REQUESTS >>
1 > Answer these questions using the data exploration notebook:
(a) Which class is used to load the dataset?
(b) According to the Higgs Challenge description, what value do the "undefined" variables always take?
(c) Which function replaces those values with NaN?
2 > Extend the data exploration notebook, continuing on from its final line of code.

SOURCE PASSAGE >>
## begin

# Data Exploration

#### In this notebook we will explore the dataset that we are going to train our models with. We will try to find out insides about each feature and about the relations between them

We begin by importing the libraries that we are going to need for this procedure

In [None]:
%matplotlib inline
import numpy as np
import matplotlib.pyplot as plt
import sys

SCRIPTS_FILEPATH = "./../scripts/"
DATA_FILEPATH = "../data/train.csv"

sys.path.append(SCRIPTS_FILEPATH)
from data_cleaner import Data_Cleaner
from proj1_helpers import *

%load_ext autoreload
%autoreload 2

#### Loading the dataset
The next step is to load our dataset. We do that using the Data_Cleaner class whose initialisation does the following : Load the dataset and creates different numpy arrays for the feature matrix, the labels and the ids. Additionaly, it creates a dictionary with the feature names as keys and their index number as value pairs. We also print the shape of each of the 3 parts of the dataset to get a graps of its dimensions.

In [None]:
data = Data_Cleaner(DATA_FILEPATH)

In [None]:
data.feature_names.items()

#### The dataset in a glimpse
We start by taking an overall look of the dimensions of our dataset to get an idea about it. We also check about the percentage of each event/class to see if our training set is balanced.

In [None]:
print("Shape of feature matrix : {}".format(data.tX.shape))
print("Shape of labels column : {}".format(data.y.shape))
print("Shape of ids column : {}".format(data.ids.shape))

signal_percentage = data.y[data.y == 1 ].sum() / len(data.y) * 100
background_percentage = 100 - signal_percentage
print("Percentage of signal events in dataset : {:.1f}".format(signal_percentage))
print("Percentage of background events in dataset : {:.1f}".format(background_percentage))

#### Number of unique values, mean, histogram of values
Moving on, we want to obtain some numerical measures about these features like their mean value and standard deviation as well as the percentage of the variables that are indicated as "may be undefined". From the description of the Higgs Challenge we know that these "undefined" variables are always equal to -999. So we use the function _fill_with_NaN() from our Data_Cleaner class to replace all -999 values with NaN. By doing that, we are able to calculate and print these numbers for all defined variables and finally plot 2 graphs summarizing them.

In [None]:
data._fill_with_NaN()

percentages = []
mean_values = []
std_values = []

for feature_name, index in data.feature_names.items():
    f_vals = data.tX[:,index]
    num_unique = len(np.unique(f_vals))
    print("{} has {} unique values\n".format(feature_name,num_unique))
    
    mean = np.nanmean(f_vals)
    std = np.nanstd(f_vals)
    percentage = np.count_nonzero(~np.isnan(f_vals))/len(f_vals)*100
    mean_values.append(mean)
    std_values.append(std)
    percentages.append(percentage)    
    
    print("Percent (%) of samples that have entry: {:.1f}".format(percentage))
    print("Mean value: {:.3f}".format(mean))
    print("Standard deviation : {:.3f}".format(std))

## end

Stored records

## begin

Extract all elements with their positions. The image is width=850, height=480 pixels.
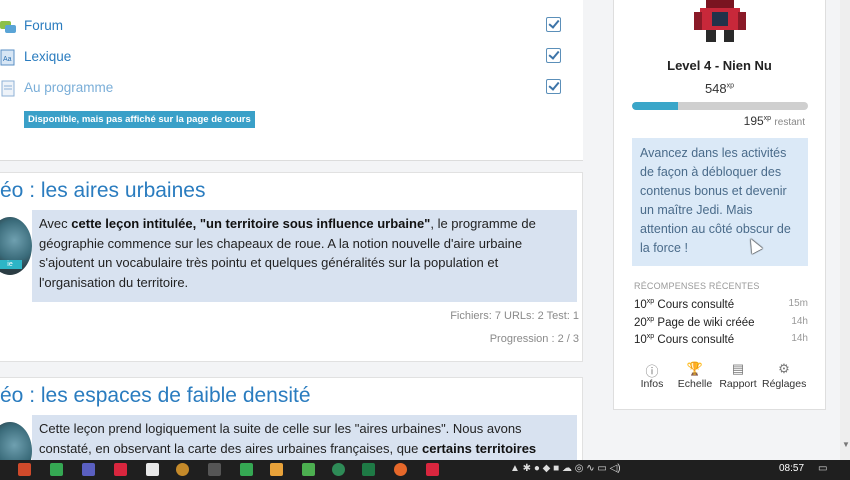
- activity-lexique[interactable]: Aa Lexique: [0, 47, 570, 69]
- activity-lexique-label[interactable]: Lexique: [24, 49, 71, 64]
- lesson-summary: Avec cette leçon intitulée, "un territoi…: [32, 210, 577, 302]
- notifications-icon[interactable]: ▭: [818, 463, 827, 474]
- svg-text:Aa: Aa: [3, 56, 12, 63]
- activity-au-programme-label[interactable]: Au programme: [24, 80, 113, 95]
- level-progress-bar: [632, 102, 808, 110]
- rewards-title: RÉCOMPENSES RÉCENTES: [634, 281, 760, 291]
- reward-item: 20xp Page de wiki créée 14h: [634, 316, 808, 329]
- lesson-card: éo : les aires urbaines ie Avec cette le…: [0, 172, 583, 362]
- completion-checkbox[interactable]: [546, 79, 561, 94]
- app-gray-icon[interactable]: [208, 463, 221, 476]
- level-up-block: Level 4 - Nien Nu 548xp 195xp restant Av…: [613, 0, 826, 410]
- reward-item: 10xp Cours consulté 14h: [634, 333, 808, 346]
- report-icon: ▤: [731, 361, 745, 376]
- xp-remaining: 195xp restant: [743, 114, 805, 128]
- page-scrollbar[interactable]: ▼: [840, 0, 850, 460]
- gear-icon: ⚙: [778, 361, 790, 376]
- tool-infos[interactable]: ⓘ Infos: [634, 361, 670, 390]
- level-title: Level 4 - Nien Nu: [667, 58, 772, 73]
- lesson-title[interactable]: éo : les espaces de faible densité: [0, 384, 311, 408]
- app-orange-icon[interactable]: [270, 463, 283, 476]
- app-active-icon[interactable]: [426, 463, 439, 476]
- firefox-icon[interactable]: [394, 463, 407, 476]
- avatar-tag: ie: [0, 260, 22, 269]
- chat-icon[interactable]: [146, 463, 159, 476]
- level-info-text: Avancez dans les activités de façon à dé…: [632, 138, 808, 266]
- trophy-icon: 🏆: [686, 361, 704, 376]
- activity-forum-label[interactable]: Forum: [24, 18, 63, 33]
- lesson-summary: Cette leçon prend logiquement la suite d…: [32, 415, 577, 475]
- app-circle-icon[interactable]: [332, 463, 345, 476]
- tray-icons[interactable]: ▲ ✱ ● ◆ ■ ☁ ◎ ∿ ▭ ◁): [510, 463, 621, 474]
- scroll-down-icon[interactable]: ▼: [842, 440, 850, 454]
- forum-icon: [0, 21, 16, 33]
- info-icon: ⓘ: [645, 364, 659, 379]
- lesson-stats: Fichiers: 7 URLs: 2 Test: 1: [450, 310, 579, 322]
- powerpoint-icon[interactable]: [18, 463, 31, 476]
- app-red-icon[interactable]: [114, 463, 127, 476]
- lesson-title[interactable]: éo : les aires urbaines: [0, 179, 205, 203]
- glossary-icon: Aa: [0, 49, 15, 66]
- course-content: Forum Aa Lexique Au programme Disponible…: [0, 0, 598, 480]
- availability-badge: Disponible, mais pas affiché sur la page…: [24, 111, 255, 128]
- gimp-icon[interactable]: [176, 463, 189, 476]
- taskbar: ▲ ✱ ● ◆ ■ ☁ ◎ ∿ ▭ ◁) 08:57 ▭: [0, 460, 850, 480]
- app-green-icon[interactable]: [240, 463, 253, 476]
- clock[interactable]: 08:57: [779, 463, 804, 474]
- completion-checkbox[interactable]: [546, 17, 561, 32]
- activity-forum[interactable]: Forum: [0, 16, 570, 38]
- tool-reglages[interactable]: ⚙ Réglages: [762, 361, 806, 390]
- app-green-icon[interactable]: [50, 463, 63, 476]
- page-icon: [1, 80, 15, 97]
- lesson-card: éo : les espaces de faible densité Cette…: [0, 377, 583, 480]
- excel-icon[interactable]: [362, 463, 375, 476]
- tool-echelle[interactable]: 🏆 Echelle: [674, 361, 716, 390]
- tool-rapport[interactable]: ▤ Rapport: [718, 361, 758, 390]
- xp-total: 548xp: [704, 81, 735, 96]
- activities-section: Forum Aa Lexique Au programme Disponible…: [0, 0, 583, 161]
- lesson-progress: Progression : 2 / 3: [489, 333, 579, 345]
- app-purple-icon[interactable]: [82, 463, 95, 476]
- level-avatar-icon: [694, 0, 746, 42]
- avatar: ie: [0, 217, 32, 275]
- completion-checkbox[interactable]: [546, 48, 561, 63]
- reward-item: 10xp Cours consulté 15m: [634, 298, 808, 311]
- activity-au-programme[interactable]: Au programme: [0, 78, 570, 100]
- level-progress-fill: [632, 102, 678, 110]
- app-sheet-icon[interactable]: [302, 463, 315, 476]
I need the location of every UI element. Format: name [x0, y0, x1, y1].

## end

EXERCISE RESULTS >>
1 >
(a) The Data_Cleaner class.
(b) -999.
(c) _fill_with_NaN().

2 >
    print("Ratio for std/mean: {:.3f}".format(std/mean))
    plt.figure()
    plt.hist(f_vals,bins= 100)
    plt.xlabel("{} distribution".format(feature_name))
    plt.ylabel('Frequency')
    plt.savefig('../plots/Distribution for {}'.format(feature_name))
    plt.show()
    print("--------------------------------\n")

plt.figure()
plt.scatter(mean_values, std_values)  
plt.xlabel('Mean value')
plt.ylabel('Standard deviation')
plt.savefig('../plots/mean_vs_std2.png')

plt.show

plt.figure(figsize=(8,4))
plt.plot(np.linspace(1,30,num = 30),percentages)
plt.xticks(np.linspace(1,30,num = 30))
plt.xlabel('Feature')
plt.ylabel('Percentage %')
plt.grid()
plt.savefig('../plots/Percentage')
plt.show

#### Cleaning the dataset 
For the following procedures the np.NaN values pose a problem that we have to solve. We identify 2 cases for variables that are indicated as "may be undefined" :
1. Variables from the first feature DER_mass_MMC which estimates the mass $m_H$ of the Higgs boson candidate. In this case these variables can't be defined as the topology of the event is too far from the expected topology. To solve this, we fill all np.NaN values of this feature with the median value of the remaining feature's values.
2. Features related to jets. These features have some of their variables undefined because jets have not been detected in the event and so they are meaningless. To tackle this problem we fill all these undefined variables with 0.

After treating all the undefined variables we also normalize our dataset.

In [None]:
data.fix_mass_MMC(add_impute_array = False)
data.replace_with_zero()
data.normalize()

#### Correlation of features
We visualize the correlation between the features of our dataset

In [None]:
corr_mat = np.corrcoef(data.tX,rowvar=False)
plt.matshow(corr_mat)
plt.colorbar()
plt.savefig('../plots/Correlation')
plt.show()

#### Principal component analysis

In [None]:
cov_mat = np.cov(data.tX.T) #calculate covariance matrix
eigval_pca, eigvec_pca = np.linalg.eig(cov_mat) #can not be orderd, but they are here

total_eigval = np.sum(eigval_pca)
percentages = [eigval/total_eigval for eigval in eigval_pca]
percentages_cumulative = np.cumsum(percentages)
plt.plot(np.arange(1,len(eigval_pca)+1),percentages_cumulative)
plt.xlim(1,len(eigval_pca))
plt.ylabel("Total variance \"explained\" ")
plt.xlabel("no. principal component")
plt.savefig('../plots/PCA')
plt.show()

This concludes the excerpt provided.